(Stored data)
■ ■ ■ ■

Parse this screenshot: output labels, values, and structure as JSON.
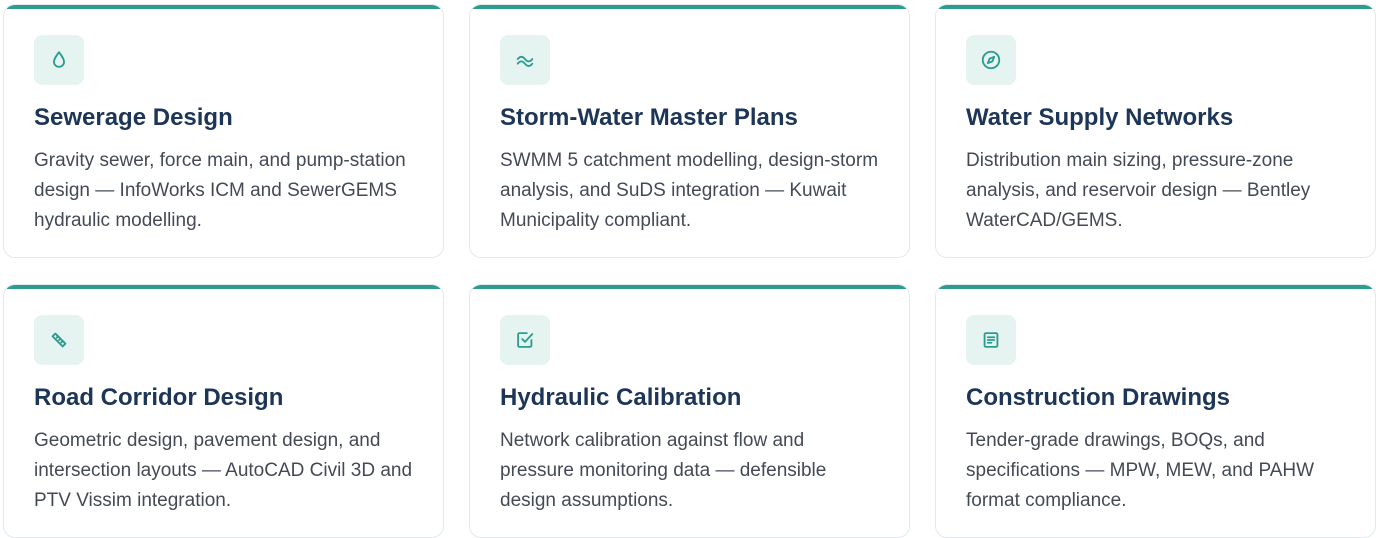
{
  "colors": {
    "accent": "#2a9d8f",
    "icon_bg": "#e6f4f1",
    "title": "#1d3557",
    "text": "#444a55",
    "border": "#e3e8ee"
  },
  "cards": [
    {
      "icon": "droplet-icon",
      "title": "Sewerage Design",
      "description": "Gravity sewer, force main, and pump-station design — InfoWorks ICM and SewerGEMS hydraulic modelling."
    },
    {
      "icon": "waves-icon",
      "title": "Storm-Water Master Plans",
      "description": "SWMM 5 catchment modelling, design-storm analysis, and SuDS integration — Kuwait Municipality compliant."
    },
    {
      "icon": "compass-icon",
      "title": "Water Supply Networks",
      "description": "Distribution main sizing, pressure-zone analysis, and reservoir design — Bentley WaterCAD/GEMS."
    },
    {
      "icon": "ruler-icon",
      "title": "Road Corridor Design",
      "description": "Geometric design, pavement design, and intersection layouts — AutoCAD Civil 3D and PTV Vissim integration."
    },
    {
      "icon": "checkbox-icon",
      "title": "Hydraulic Calibration",
      "description": "Network calibration against flow and pressure monitoring data — defensible design assumptions."
    },
    {
      "icon": "document-icon",
      "title": "Construction Drawings",
      "description": "Tender-grade drawings, BOQs, and specifications — MPW, MEW, and PAHW format compliance."
    }
  ]
}
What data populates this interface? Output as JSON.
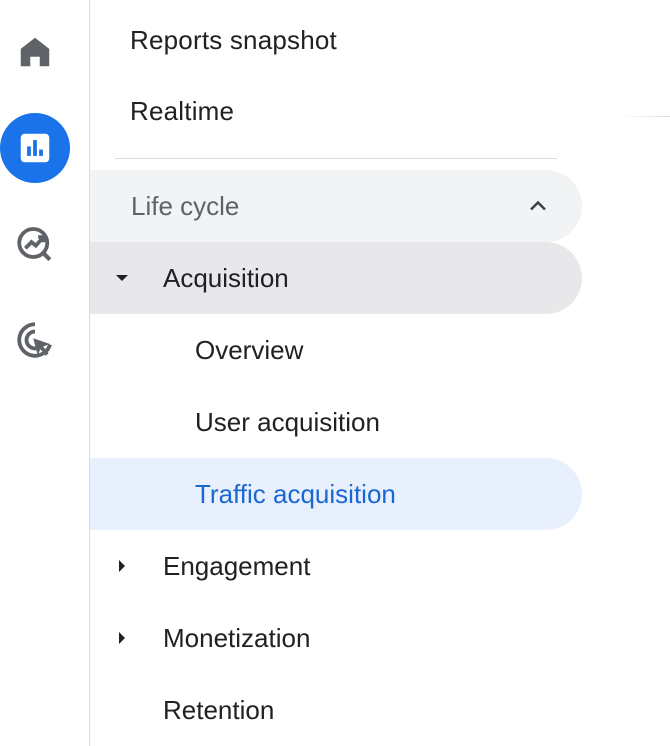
{
  "rail": {
    "items": [
      {
        "icon": "home-icon",
        "active": false
      },
      {
        "icon": "reports-icon",
        "active": true
      },
      {
        "icon": "explore-icon",
        "active": false
      },
      {
        "icon": "advertising-icon",
        "active": false
      }
    ],
    "accent_color": "#1a73e8"
  },
  "nav": {
    "reports_snapshot": "Reports snapshot",
    "realtime": "Realtime",
    "section": {
      "label": "Life cycle",
      "expanded": true
    },
    "groups": {
      "acquisition": {
        "label": "Acquisition",
        "expanded": true,
        "items": [
          {
            "label": "Overview",
            "active": false
          },
          {
            "label": "User acquisition",
            "active": false
          },
          {
            "label": "Traffic acquisition",
            "active": true
          }
        ]
      },
      "engagement": {
        "label": "Engagement",
        "expanded": false
      },
      "monetization": {
        "label": "Monetization",
        "expanded": false
      },
      "retention": {
        "label": "Retention"
      }
    }
  },
  "colors": {
    "active_item_bg": "#e8f0fe",
    "active_item_text": "#1967d2",
    "section_bg": "#f1f3f4",
    "expanded_group_bg": "#e8e8ea"
  }
}
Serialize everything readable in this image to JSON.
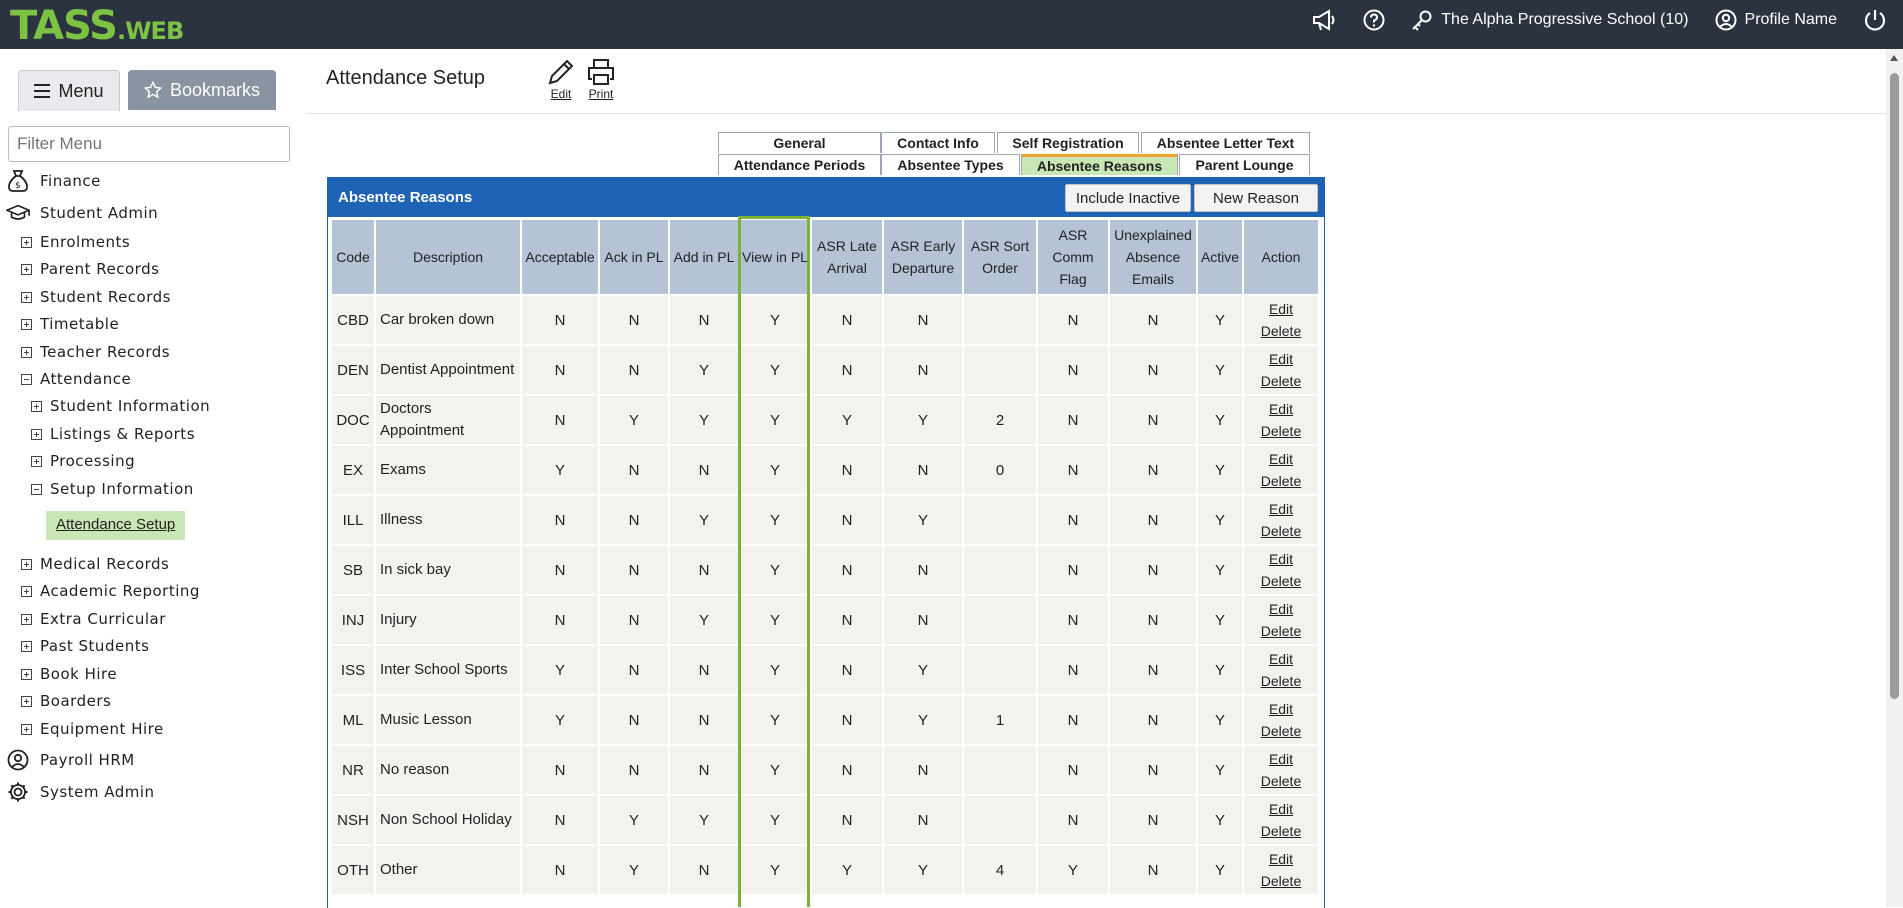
{
  "topbar": {
    "logo_main": "TASS",
    "logo_suffix": ".WEB",
    "school": "The Alpha Progressive School (10)",
    "profile": "Profile Name"
  },
  "sidebar": {
    "menu_tab": "Menu",
    "bookmarks_tab": "Bookmarks",
    "filter_placeholder": "Filter Menu",
    "items": [
      {
        "label": "Finance"
      },
      {
        "label": "Student Admin"
      },
      {
        "label": "Enrolments"
      },
      {
        "label": "Parent Records"
      },
      {
        "label": "Student Records"
      },
      {
        "label": "Timetable"
      },
      {
        "label": "Teacher Records"
      },
      {
        "label": "Attendance"
      },
      {
        "label": "Student Information"
      },
      {
        "label": "Listings & Reports"
      },
      {
        "label": "Processing"
      },
      {
        "label": "Setup Information"
      },
      {
        "label": "Attendance Setup"
      },
      {
        "label": "Medical Records"
      },
      {
        "label": "Academic Reporting"
      },
      {
        "label": "Extra Curricular"
      },
      {
        "label": "Past Students"
      },
      {
        "label": "Book Hire"
      },
      {
        "label": "Boarders"
      },
      {
        "label": "Equipment Hire"
      },
      {
        "label": "Payroll HRM"
      },
      {
        "label": "System Admin"
      }
    ]
  },
  "header": {
    "title": "Attendance Setup",
    "edit_label": "Edit",
    "print_label": "Print"
  },
  "tabs": {
    "general": "General",
    "contact_info": "Contact Info",
    "self_registration": "Self Registration",
    "absentee_letter_text": "Absentee Letter Text",
    "attendance_periods": "Attendance Periods",
    "absentee_types": "Absentee Types",
    "absentee_reasons": "Absentee Reasons",
    "parent_lounge": "Parent Lounge"
  },
  "panel": {
    "title": "Absentee Reasons",
    "include_inactive": "Include Inactive",
    "new_reason": "New Reason"
  },
  "table": {
    "headers": {
      "code": "Code",
      "description": "Description",
      "acceptable": "Acceptable",
      "ack_pl": "Ack in PL",
      "add_pl": "Add in PL",
      "view_pl": "View in PL",
      "asr_late": "ASR Late Arrival",
      "asr_early": "ASR Early Departure",
      "asr_sort": "ASR Sort Order",
      "asr_comm": "ASR Comm Flag",
      "unexplained": "Unexplained Absence Emails",
      "active": "Active",
      "action": "Action"
    },
    "edit": "Edit",
    "delete": "Delete",
    "rows": [
      [
        "CBD",
        "Car broken down",
        "N",
        "N",
        "N",
        "Y",
        "N",
        "N",
        "",
        "N",
        "N",
        "Y"
      ],
      [
        "DEN",
        "Dentist Appointment",
        "N",
        "N",
        "Y",
        "Y",
        "N",
        "N",
        "",
        "N",
        "N",
        "Y"
      ],
      [
        "DOC",
        "Doctors Appointment",
        "N",
        "Y",
        "Y",
        "Y",
        "Y",
        "Y",
        "2",
        "N",
        "N",
        "Y"
      ],
      [
        "EX",
        "Exams",
        "Y",
        "N",
        "N",
        "Y",
        "N",
        "N",
        "0",
        "N",
        "N",
        "Y"
      ],
      [
        "ILL",
        "Illness",
        "N",
        "N",
        "Y",
        "Y",
        "N",
        "Y",
        "",
        "N",
        "N",
        "Y"
      ],
      [
        "SB",
        "In sick bay",
        "N",
        "N",
        "N",
        "Y",
        "N",
        "N",
        "",
        "N",
        "N",
        "Y"
      ],
      [
        "INJ",
        "Injury",
        "N",
        "N",
        "Y",
        "Y",
        "N",
        "N",
        "",
        "N",
        "N",
        "Y"
      ],
      [
        "ISS",
        "Inter School Sports",
        "Y",
        "N",
        "N",
        "Y",
        "N",
        "Y",
        "",
        "N",
        "N",
        "Y"
      ],
      [
        "ML",
        "Music Lesson",
        "Y",
        "N",
        "N",
        "Y",
        "N",
        "Y",
        "1",
        "N",
        "N",
        "Y"
      ],
      [
        "NR",
        "No reason",
        "N",
        "N",
        "N",
        "Y",
        "N",
        "N",
        "",
        "N",
        "N",
        "Y"
      ],
      [
        "NSH",
        "Non School Holiday",
        "N",
        "Y",
        "Y",
        "Y",
        "N",
        "N",
        "",
        "N",
        "N",
        "Y"
      ],
      [
        "OTH",
        "Other",
        "N",
        "Y",
        "N",
        "Y",
        "Y",
        "Y",
        "4",
        "Y",
        "N",
        "Y"
      ]
    ]
  },
  "colors": {
    "topbar": "#2c3340",
    "logo_green": "#7cc243",
    "panel_blue": "#1e63b6",
    "header_cell": "#b4c4d6",
    "highlight": "#79b33a",
    "active_tab": "#c9e7b4"
  }
}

■ ■ ■ ■

### EXERCISE DESCRIPTION
Look through the entries above; copy every line holding the string "Admin".

### THE ANSWER
        "label": "Student Admin"
        "label": "System Admin"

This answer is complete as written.